__Your goal__
Quote all of the entries word for word.

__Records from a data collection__

○ ○ ○ ○ ○

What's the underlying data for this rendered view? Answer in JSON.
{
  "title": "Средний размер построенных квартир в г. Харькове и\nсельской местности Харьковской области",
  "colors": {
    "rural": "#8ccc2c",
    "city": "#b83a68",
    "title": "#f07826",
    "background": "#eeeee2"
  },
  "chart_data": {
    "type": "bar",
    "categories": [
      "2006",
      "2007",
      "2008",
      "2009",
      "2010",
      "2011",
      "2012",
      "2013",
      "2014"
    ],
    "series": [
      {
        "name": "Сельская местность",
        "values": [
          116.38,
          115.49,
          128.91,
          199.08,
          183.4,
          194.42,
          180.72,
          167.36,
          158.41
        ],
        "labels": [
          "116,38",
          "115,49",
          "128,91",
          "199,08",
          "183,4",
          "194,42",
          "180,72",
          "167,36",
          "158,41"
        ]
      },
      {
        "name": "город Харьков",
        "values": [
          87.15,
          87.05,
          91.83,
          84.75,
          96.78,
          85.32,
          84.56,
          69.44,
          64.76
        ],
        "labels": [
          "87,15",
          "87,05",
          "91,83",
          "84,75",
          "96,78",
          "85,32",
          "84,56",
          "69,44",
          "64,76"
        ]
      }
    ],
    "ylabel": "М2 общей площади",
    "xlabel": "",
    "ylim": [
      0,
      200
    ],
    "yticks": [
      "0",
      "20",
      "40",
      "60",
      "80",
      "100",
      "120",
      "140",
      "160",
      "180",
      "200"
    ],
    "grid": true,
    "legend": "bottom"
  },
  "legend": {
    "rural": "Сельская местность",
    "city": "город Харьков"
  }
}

○ ○ ○ ○ ○

__Correct output__
What's the underlying data for this rendered view? Answer in JSON.
{
  "title": "Средний размер построенных квартир в г. Харькове и\nсельской местности Харьковской области",
  "colors": {
    "rural": "#8ccc2c",
    "city": "#b83a68",
    "title": "#f07826",
    "background": "#eeeee2"
  },
  "chart_data": {
    "type": "bar",
    "categories": [
      "2006",
      "2007",
      "2008",
      "2009",
      "2010",
      "2011",
      "2012",
      "2013",
      "2014"
    ],
    "series": [
      {
        "name": "Сельская местность",
        "values": [
          116.38,
          115.49,
          128.91,
          199.08,
          183.4,
          194.42,
          180.72,
          167.36,
          158.41
        ],
        "labels": [
          "116,38",
          "115,49",
          "128,91",
          "199,08",
          "183,4",
          "194,42",
          "180,72",
          "167,36",
          "158,41"
        ]
      },
      {
        "name": "город Харьков",
        "values": [
          87.15,
          87.05,
          91.83,
          84.75,
          96.78,
          85.32,
          84.56,
          69.44,
          64.76
        ],
        "labels": [
          "87,15",
          "87,05",
          "91,83",
          "84,75",
          "96,78",
          "85,32",
          "84,56",
          "69,44",
          "64,76"
        ]
      }
    ],
    "ylabel": "М2 общей площади",
    "xlabel": "",
    "ylim": [
      0,
      200
    ],
    "yticks": [
      "0",
      "20",
      "40",
      "60",
      "80",
      "100",
      "120",
      "140",
      "160",
      "180",
      "200"
    ],
    "grid": true,
    "legend": "bottom"
  },
  "legend": {
    "rural": "Сельская местность",
    "city": "город Харьков"
  }
}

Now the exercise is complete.